▶ _WHAT IS NEEDED_
Take the material below and retype it in full; pictures are left out.
##### DATASET EXCERPTS #####
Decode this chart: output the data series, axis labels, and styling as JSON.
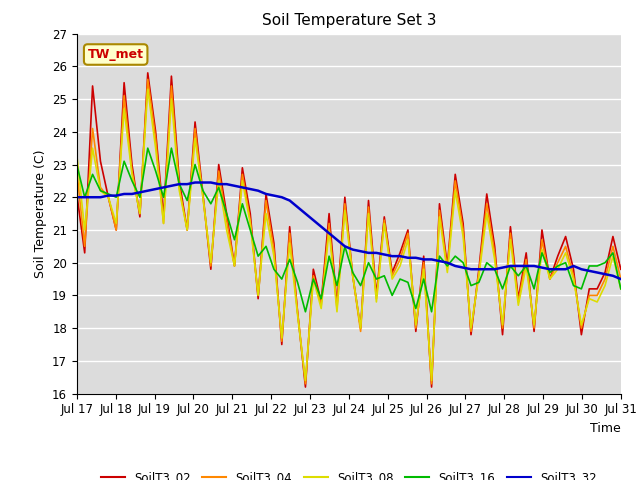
{
  "title": "Soil Temperature Set 3",
  "xlabel": "Time",
  "ylabel": "Soil Temperature (C)",
  "ylim": [
    16.0,
    27.0
  ],
  "yticks": [
    16.0,
    17.0,
    18.0,
    19.0,
    20.0,
    21.0,
    22.0,
    23.0,
    24.0,
    25.0,
    26.0,
    27.0
  ],
  "bg_color": "#dcdcdc",
  "fig_color": "#ffffff",
  "annotation_text": "TW_met",
  "annotation_bg": "#ffffcc",
  "annotation_border": "#aa8800",
  "annotation_text_color": "#cc0000",
  "series_colors": {
    "SoilT3_02": "#cc0000",
    "SoilT3_04": "#ff8800",
    "SoilT3_08": "#dddd00",
    "SoilT3_16": "#00bb00",
    "SoilT3_32": "#0000cc"
  },
  "x_tick_labels": [
    "Jul 17",
    "Jul 18",
    "Jul 19",
    "Jul 20",
    "Jul 21",
    "Jul 22",
    "Jul 23",
    "Jul 24",
    "Jul 25",
    "Jul 26",
    "Jul 27",
    "Jul 28",
    "Jul 29",
    "Jul 30",
    "Jul 31"
  ],
  "x_tick_positions": [
    0,
    1,
    2,
    3,
    4,
    5,
    6,
    7,
    8,
    9,
    10,
    11,
    12,
    13,
    14
  ],
  "SoilT3_02": [
    22.1,
    20.3,
    25.4,
    23.1,
    22.0,
    21.0,
    25.5,
    23.0,
    21.4,
    25.8,
    24.0,
    21.4,
    25.7,
    22.5,
    21.0,
    24.3,
    22.1,
    19.8,
    23.0,
    21.5,
    19.9,
    22.9,
    21.5,
    18.9,
    22.1,
    20.6,
    17.5,
    21.1,
    18.5,
    16.2,
    19.8,
    18.8,
    21.5,
    18.7,
    22.0,
    19.6,
    18.0,
    21.9,
    19.0,
    21.4,
    19.7,
    20.3,
    21.0,
    17.9,
    20.2,
    16.2,
    21.8,
    19.9,
    22.7,
    21.2,
    17.8,
    19.8,
    22.1,
    20.5,
    17.8,
    21.1,
    18.9,
    20.3,
    17.9,
    21.0,
    19.5,
    20.2,
    20.8,
    19.8,
    17.8,
    19.2,
    19.2,
    19.7,
    20.8,
    19.8
  ],
  "SoilT3_04": [
    22.8,
    20.5,
    24.1,
    22.3,
    22.0,
    21.0,
    25.1,
    22.8,
    21.5,
    25.6,
    23.8,
    21.2,
    25.4,
    22.3,
    21.0,
    24.1,
    22.0,
    19.9,
    22.8,
    21.3,
    19.9,
    22.7,
    21.3,
    19.0,
    21.9,
    20.4,
    17.6,
    20.9,
    18.5,
    16.3,
    19.6,
    18.7,
    21.2,
    18.6,
    21.8,
    19.6,
    17.9,
    21.7,
    18.9,
    21.3,
    19.6,
    20.1,
    20.9,
    18.0,
    20.0,
    16.3,
    21.6,
    19.8,
    22.5,
    21.0,
    17.9,
    19.7,
    21.8,
    20.3,
    18.0,
    20.9,
    18.8,
    20.1,
    18.0,
    20.7,
    19.5,
    20.0,
    20.5,
    19.6,
    18.0,
    19.0,
    19.0,
    19.5,
    20.5,
    19.5
  ],
  "SoilT3_08": [
    23.3,
    21.0,
    23.5,
    22.2,
    22.0,
    21.2,
    24.7,
    22.7,
    21.5,
    25.3,
    23.5,
    21.2,
    25.0,
    22.2,
    21.0,
    23.8,
    22.0,
    20.0,
    22.5,
    21.0,
    19.9,
    22.5,
    21.2,
    19.0,
    21.5,
    20.2,
    17.7,
    20.6,
    18.4,
    16.4,
    19.5,
    18.6,
    21.0,
    18.5,
    21.6,
    19.6,
    18.0,
    21.5,
    18.8,
    21.2,
    19.5,
    19.9,
    20.7,
    18.1,
    19.8,
    16.4,
    21.4,
    19.7,
    22.2,
    20.8,
    18.0,
    19.6,
    21.5,
    20.1,
    18.1,
    20.7,
    18.7,
    19.9,
    18.1,
    20.4,
    19.5,
    19.8,
    20.3,
    19.5,
    18.1,
    18.9,
    18.8,
    19.3,
    20.2,
    19.2
  ],
  "SoilT3_16": [
    23.0,
    22.0,
    22.7,
    22.2,
    22.1,
    22.0,
    23.1,
    22.5,
    22.0,
    23.5,
    22.8,
    22.0,
    23.5,
    22.4,
    21.9,
    23.0,
    22.2,
    21.8,
    22.3,
    21.5,
    20.7,
    21.8,
    21.0,
    20.2,
    20.5,
    19.8,
    19.5,
    20.1,
    19.4,
    18.5,
    19.5,
    18.9,
    20.2,
    19.3,
    20.5,
    19.7,
    19.3,
    20.0,
    19.5,
    19.6,
    19.0,
    19.5,
    19.4,
    18.6,
    19.5,
    18.5,
    20.2,
    19.9,
    20.2,
    20.0,
    19.3,
    19.4,
    20.0,
    19.8,
    19.2,
    19.9,
    19.6,
    19.9,
    19.2,
    20.3,
    19.7,
    19.9,
    20.0,
    19.3,
    19.2,
    19.9,
    19.9,
    20.0,
    20.3,
    19.2
  ],
  "SoilT3_32": [
    22.0,
    22.0,
    22.0,
    22.0,
    22.05,
    22.05,
    22.1,
    22.1,
    22.15,
    22.2,
    22.25,
    22.3,
    22.35,
    22.4,
    22.4,
    22.45,
    22.45,
    22.45,
    22.4,
    22.4,
    22.35,
    22.3,
    22.25,
    22.2,
    22.1,
    22.05,
    22.0,
    21.9,
    21.7,
    21.5,
    21.3,
    21.1,
    20.9,
    20.7,
    20.5,
    20.4,
    20.35,
    20.3,
    20.3,
    20.25,
    20.2,
    20.2,
    20.15,
    20.15,
    20.1,
    20.1,
    20.05,
    20.0,
    19.9,
    19.85,
    19.8,
    19.8,
    19.8,
    19.8,
    19.85,
    19.9,
    19.9,
    19.9,
    19.9,
    19.85,
    19.8,
    19.8,
    19.8,
    19.9,
    19.8,
    19.75,
    19.7,
    19.65,
    19.6,
    19.5
  ]
}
#####
▶ _RESULT BELOW_
Decode this chart: output the data series, axis labels, and styling as JSON.
{
  "title": "Soil Temperature Set 3",
  "xlabel": "Time",
  "ylabel": "Soil Temperature (C)",
  "ylim": [
    16.0,
    27.0
  ],
  "yticks": [
    16.0,
    17.0,
    18.0,
    19.0,
    20.0,
    21.0,
    22.0,
    23.0,
    24.0,
    25.0,
    26.0,
    27.0
  ],
  "bg_color": "#dcdcdc",
  "fig_color": "#ffffff",
  "annotation_text": "TW_met",
  "annotation_bg": "#ffffcc",
  "annotation_border": "#aa8800",
  "annotation_text_color": "#cc0000",
  "series_colors": {
    "SoilT3_02": "#cc0000",
    "SoilT3_04": "#ff8800",
    "SoilT3_08": "#dddd00",
    "SoilT3_16": "#00bb00",
    "SoilT3_32": "#0000cc"
  },
  "x_tick_labels": [
    "Jul 17",
    "Jul 18",
    "Jul 19",
    "Jul 20",
    "Jul 21",
    "Jul 22",
    "Jul 23",
    "Jul 24",
    "Jul 25",
    "Jul 26",
    "Jul 27",
    "Jul 28",
    "Jul 29",
    "Jul 30",
    "Jul 31"
  ],
  "x_tick_positions": [
    0,
    1,
    2,
    3,
    4,
    5,
    6,
    7,
    8,
    9,
    10,
    11,
    12,
    13,
    14
  ],
  "SoilT3_02": [
    22.1,
    20.3,
    25.4,
    23.1,
    22.0,
    21.0,
    25.5,
    23.0,
    21.4,
    25.8,
    24.0,
    21.4,
    25.7,
    22.5,
    21.0,
    24.3,
    22.1,
    19.8,
    23.0,
    21.5,
    19.9,
    22.9,
    21.5,
    18.9,
    22.1,
    20.6,
    17.5,
    21.1,
    18.5,
    16.2,
    19.8,
    18.8,
    21.5,
    18.7,
    22.0,
    19.6,
    18.0,
    21.9,
    19.0,
    21.4,
    19.7,
    20.3,
    21.0,
    17.9,
    20.2,
    16.2,
    21.8,
    19.9,
    22.7,
    21.2,
    17.8,
    19.8,
    22.1,
    20.5,
    17.8,
    21.1,
    18.9,
    20.3,
    17.9,
    21.0,
    19.5,
    20.2,
    20.8,
    19.8,
    17.8,
    19.2,
    19.2,
    19.7,
    20.8,
    19.8
  ],
  "SoilT3_04": [
    22.8,
    20.5,
    24.1,
    22.3,
    22.0,
    21.0,
    25.1,
    22.8,
    21.5,
    25.6,
    23.8,
    21.2,
    25.4,
    22.3,
    21.0,
    24.1,
    22.0,
    19.9,
    22.8,
    21.3,
    19.9,
    22.7,
    21.3,
    19.0,
    21.9,
    20.4,
    17.6,
    20.9,
    18.5,
    16.3,
    19.6,
    18.7,
    21.2,
    18.6,
    21.8,
    19.6,
    17.9,
    21.7,
    18.9,
    21.3,
    19.6,
    20.1,
    20.9,
    18.0,
    20.0,
    16.3,
    21.6,
    19.8,
    22.5,
    21.0,
    17.9,
    19.7,
    21.8,
    20.3,
    18.0,
    20.9,
    18.8,
    20.1,
    18.0,
    20.7,
    19.5,
    20.0,
    20.5,
    19.6,
    18.0,
    19.0,
    19.0,
    19.5,
    20.5,
    19.5
  ],
  "SoilT3_08": [
    23.3,
    21.0,
    23.5,
    22.2,
    22.0,
    21.2,
    24.7,
    22.7,
    21.5,
    25.3,
    23.5,
    21.2,
    25.0,
    22.2,
    21.0,
    23.8,
    22.0,
    20.0,
    22.5,
    21.0,
    19.9,
    22.5,
    21.2,
    19.0,
    21.5,
    20.2,
    17.7,
    20.6,
    18.4,
    16.4,
    19.5,
    18.6,
    21.0,
    18.5,
    21.6,
    19.6,
    18.0,
    21.5,
    18.8,
    21.2,
    19.5,
    19.9,
    20.7,
    18.1,
    19.8,
    16.4,
    21.4,
    19.7,
    22.2,
    20.8,
    18.0,
    19.6,
    21.5,
    20.1,
    18.1,
    20.7,
    18.7,
    19.9,
    18.1,
    20.4,
    19.5,
    19.8,
    20.3,
    19.5,
    18.1,
    18.9,
    18.8,
    19.3,
    20.2,
    19.2
  ],
  "SoilT3_16": [
    23.0,
    22.0,
    22.7,
    22.2,
    22.1,
    22.0,
    23.1,
    22.5,
    22.0,
    23.5,
    22.8,
    22.0,
    23.5,
    22.4,
    21.9,
    23.0,
    22.2,
    21.8,
    22.3,
    21.5,
    20.7,
    21.8,
    21.0,
    20.2,
    20.5,
    19.8,
    19.5,
    20.1,
    19.4,
    18.5,
    19.5,
    18.9,
    20.2,
    19.3,
    20.5,
    19.7,
    19.3,
    20.0,
    19.5,
    19.6,
    19.0,
    19.5,
    19.4,
    18.6,
    19.5,
    18.5,
    20.2,
    19.9,
    20.2,
    20.0,
    19.3,
    19.4,
    20.0,
    19.8,
    19.2,
    19.9,
    19.6,
    19.9,
    19.2,
    20.3,
    19.7,
    19.9,
    20.0,
    19.3,
    19.2,
    19.9,
    19.9,
    20.0,
    20.3,
    19.2
  ],
  "SoilT3_32": [
    22.0,
    22.0,
    22.0,
    22.0,
    22.05,
    22.05,
    22.1,
    22.1,
    22.15,
    22.2,
    22.25,
    22.3,
    22.35,
    22.4,
    22.4,
    22.45,
    22.45,
    22.45,
    22.4,
    22.4,
    22.35,
    22.3,
    22.25,
    22.2,
    22.1,
    22.05,
    22.0,
    21.9,
    21.7,
    21.5,
    21.3,
    21.1,
    20.9,
    20.7,
    20.5,
    20.4,
    20.35,
    20.3,
    20.3,
    20.25,
    20.2,
    20.2,
    20.15,
    20.15,
    20.1,
    20.1,
    20.05,
    20.0,
    19.9,
    19.85,
    19.8,
    19.8,
    19.8,
    19.8,
    19.85,
    19.9,
    19.9,
    19.9,
    19.9,
    19.85,
    19.8,
    19.8,
    19.8,
    19.9,
    19.8,
    19.75,
    19.7,
    19.65,
    19.6,
    19.5
  ]
}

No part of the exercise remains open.